EXCERPTED RECORDS
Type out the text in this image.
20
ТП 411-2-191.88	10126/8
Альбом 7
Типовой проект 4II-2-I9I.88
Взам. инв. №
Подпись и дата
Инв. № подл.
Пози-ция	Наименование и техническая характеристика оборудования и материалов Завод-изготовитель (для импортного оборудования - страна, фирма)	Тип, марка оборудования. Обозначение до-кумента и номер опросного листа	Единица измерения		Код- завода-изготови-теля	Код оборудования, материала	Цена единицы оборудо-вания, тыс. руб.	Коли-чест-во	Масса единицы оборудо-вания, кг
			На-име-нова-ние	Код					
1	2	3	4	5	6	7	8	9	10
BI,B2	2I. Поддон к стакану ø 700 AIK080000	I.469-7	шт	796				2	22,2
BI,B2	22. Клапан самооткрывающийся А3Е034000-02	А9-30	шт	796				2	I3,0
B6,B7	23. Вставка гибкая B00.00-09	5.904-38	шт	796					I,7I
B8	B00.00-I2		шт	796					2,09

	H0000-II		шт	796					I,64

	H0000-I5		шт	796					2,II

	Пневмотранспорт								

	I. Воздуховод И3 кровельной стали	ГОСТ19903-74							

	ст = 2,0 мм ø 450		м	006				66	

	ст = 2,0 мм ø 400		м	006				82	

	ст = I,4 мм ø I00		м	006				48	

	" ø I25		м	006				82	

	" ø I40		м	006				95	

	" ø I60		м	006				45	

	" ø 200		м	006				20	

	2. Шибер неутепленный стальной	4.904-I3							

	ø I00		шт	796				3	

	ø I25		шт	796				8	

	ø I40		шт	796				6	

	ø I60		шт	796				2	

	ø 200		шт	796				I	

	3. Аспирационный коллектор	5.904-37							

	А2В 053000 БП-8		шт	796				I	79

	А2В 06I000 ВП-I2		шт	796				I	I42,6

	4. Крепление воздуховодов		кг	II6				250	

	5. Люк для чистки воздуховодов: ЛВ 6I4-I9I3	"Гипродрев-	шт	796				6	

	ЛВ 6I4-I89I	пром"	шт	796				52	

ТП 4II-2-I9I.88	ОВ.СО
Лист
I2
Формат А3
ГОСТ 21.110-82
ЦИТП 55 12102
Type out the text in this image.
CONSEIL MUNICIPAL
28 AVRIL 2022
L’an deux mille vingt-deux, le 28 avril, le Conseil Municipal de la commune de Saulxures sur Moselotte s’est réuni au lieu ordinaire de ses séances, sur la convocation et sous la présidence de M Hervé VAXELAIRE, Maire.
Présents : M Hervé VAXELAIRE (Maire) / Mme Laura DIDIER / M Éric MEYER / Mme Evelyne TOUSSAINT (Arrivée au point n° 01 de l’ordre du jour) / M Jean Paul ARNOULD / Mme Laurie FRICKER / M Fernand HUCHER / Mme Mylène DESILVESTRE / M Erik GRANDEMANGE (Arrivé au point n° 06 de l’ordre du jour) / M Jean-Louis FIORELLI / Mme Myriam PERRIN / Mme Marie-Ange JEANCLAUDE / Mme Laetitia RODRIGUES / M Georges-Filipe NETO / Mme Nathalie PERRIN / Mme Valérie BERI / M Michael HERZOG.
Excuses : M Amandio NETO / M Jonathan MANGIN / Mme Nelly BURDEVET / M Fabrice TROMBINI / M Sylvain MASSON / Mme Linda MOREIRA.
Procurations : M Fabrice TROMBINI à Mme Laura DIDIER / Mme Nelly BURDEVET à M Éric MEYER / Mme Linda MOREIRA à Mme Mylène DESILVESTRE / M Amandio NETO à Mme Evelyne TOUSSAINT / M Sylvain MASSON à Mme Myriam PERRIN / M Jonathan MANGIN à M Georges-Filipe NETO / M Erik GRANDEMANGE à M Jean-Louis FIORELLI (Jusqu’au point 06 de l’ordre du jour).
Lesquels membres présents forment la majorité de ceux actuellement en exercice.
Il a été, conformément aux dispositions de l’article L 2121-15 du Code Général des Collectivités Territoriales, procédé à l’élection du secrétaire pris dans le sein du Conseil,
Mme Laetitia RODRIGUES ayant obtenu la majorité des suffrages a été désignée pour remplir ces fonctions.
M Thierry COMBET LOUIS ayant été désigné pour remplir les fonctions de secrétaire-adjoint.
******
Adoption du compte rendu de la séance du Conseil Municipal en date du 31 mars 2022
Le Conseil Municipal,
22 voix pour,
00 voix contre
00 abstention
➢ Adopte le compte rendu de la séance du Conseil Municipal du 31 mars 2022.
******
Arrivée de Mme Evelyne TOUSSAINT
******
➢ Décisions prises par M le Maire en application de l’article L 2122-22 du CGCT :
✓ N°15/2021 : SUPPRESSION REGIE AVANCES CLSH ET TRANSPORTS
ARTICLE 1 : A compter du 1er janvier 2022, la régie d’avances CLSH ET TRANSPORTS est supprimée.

WHAT TO WORK ON
Select the lines in this material that hold the word "TRANSPORTS", leaving none out.

OUTPUT OF THE TASK
✓ N°15/2021 : SUPPRESSION REGIE AVANCES CLSH ET TRANSPORTS
ARTICLE 1 : A compter du 1er janvier 2022, la régie d’avances CLSH ET TRANSPORTS est supprimée.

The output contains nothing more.